=== DATASET ===

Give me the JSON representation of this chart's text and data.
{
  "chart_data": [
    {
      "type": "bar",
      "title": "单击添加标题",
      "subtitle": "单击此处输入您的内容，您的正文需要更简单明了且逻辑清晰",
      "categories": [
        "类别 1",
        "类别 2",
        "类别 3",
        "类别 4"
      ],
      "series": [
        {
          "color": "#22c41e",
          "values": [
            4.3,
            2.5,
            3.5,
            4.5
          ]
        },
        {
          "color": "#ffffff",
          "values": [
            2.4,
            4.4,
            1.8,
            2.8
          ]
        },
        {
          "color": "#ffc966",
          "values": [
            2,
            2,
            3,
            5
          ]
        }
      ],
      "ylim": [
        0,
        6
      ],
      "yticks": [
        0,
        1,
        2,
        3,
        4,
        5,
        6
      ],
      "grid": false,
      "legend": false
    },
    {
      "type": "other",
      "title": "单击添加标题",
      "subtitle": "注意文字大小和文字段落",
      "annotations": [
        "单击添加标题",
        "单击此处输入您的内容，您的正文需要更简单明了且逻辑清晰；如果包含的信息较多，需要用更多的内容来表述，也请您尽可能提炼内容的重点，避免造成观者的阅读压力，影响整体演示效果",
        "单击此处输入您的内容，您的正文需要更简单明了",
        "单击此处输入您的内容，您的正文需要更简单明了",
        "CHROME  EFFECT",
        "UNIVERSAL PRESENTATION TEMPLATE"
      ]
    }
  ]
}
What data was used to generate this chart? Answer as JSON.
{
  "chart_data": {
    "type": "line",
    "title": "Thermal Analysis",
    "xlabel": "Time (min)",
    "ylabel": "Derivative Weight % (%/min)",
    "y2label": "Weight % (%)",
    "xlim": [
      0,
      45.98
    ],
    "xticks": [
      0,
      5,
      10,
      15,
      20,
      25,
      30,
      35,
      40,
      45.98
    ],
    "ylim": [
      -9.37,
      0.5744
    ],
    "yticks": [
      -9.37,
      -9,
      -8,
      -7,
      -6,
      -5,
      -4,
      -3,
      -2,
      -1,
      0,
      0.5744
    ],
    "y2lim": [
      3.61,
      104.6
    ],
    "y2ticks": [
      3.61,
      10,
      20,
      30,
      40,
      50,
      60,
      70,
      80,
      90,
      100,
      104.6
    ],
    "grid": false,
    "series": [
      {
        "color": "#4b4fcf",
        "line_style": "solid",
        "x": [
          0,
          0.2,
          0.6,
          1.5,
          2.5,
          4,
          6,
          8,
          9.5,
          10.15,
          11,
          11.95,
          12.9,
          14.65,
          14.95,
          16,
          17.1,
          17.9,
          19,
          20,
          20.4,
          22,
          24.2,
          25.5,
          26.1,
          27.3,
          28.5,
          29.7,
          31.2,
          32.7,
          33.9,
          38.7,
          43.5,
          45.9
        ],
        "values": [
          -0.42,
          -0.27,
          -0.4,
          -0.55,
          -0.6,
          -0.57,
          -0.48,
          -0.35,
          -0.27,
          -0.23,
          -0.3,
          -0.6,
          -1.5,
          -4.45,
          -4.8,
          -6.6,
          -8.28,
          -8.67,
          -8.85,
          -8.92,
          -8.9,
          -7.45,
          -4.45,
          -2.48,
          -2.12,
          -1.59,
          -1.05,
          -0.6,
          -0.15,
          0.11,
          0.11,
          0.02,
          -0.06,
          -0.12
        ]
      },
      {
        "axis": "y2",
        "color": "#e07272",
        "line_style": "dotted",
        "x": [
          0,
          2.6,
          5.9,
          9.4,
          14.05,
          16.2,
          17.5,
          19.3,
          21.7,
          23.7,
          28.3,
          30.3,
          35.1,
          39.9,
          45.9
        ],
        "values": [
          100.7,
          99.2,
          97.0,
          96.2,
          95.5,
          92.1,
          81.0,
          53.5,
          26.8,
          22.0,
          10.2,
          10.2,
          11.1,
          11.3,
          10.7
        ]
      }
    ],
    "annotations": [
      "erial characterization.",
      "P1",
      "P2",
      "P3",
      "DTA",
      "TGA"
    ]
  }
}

===

THE EXERCISE: Select and copy every line from the records that includes the word "subtitle".

ANSWER TO THIS EXERCISE:
      "subtitle": "单击此处输入您的内容，您的正文需要更简单明了且逻辑清晰",
      "subtitle": "注意文字大小和文字段落",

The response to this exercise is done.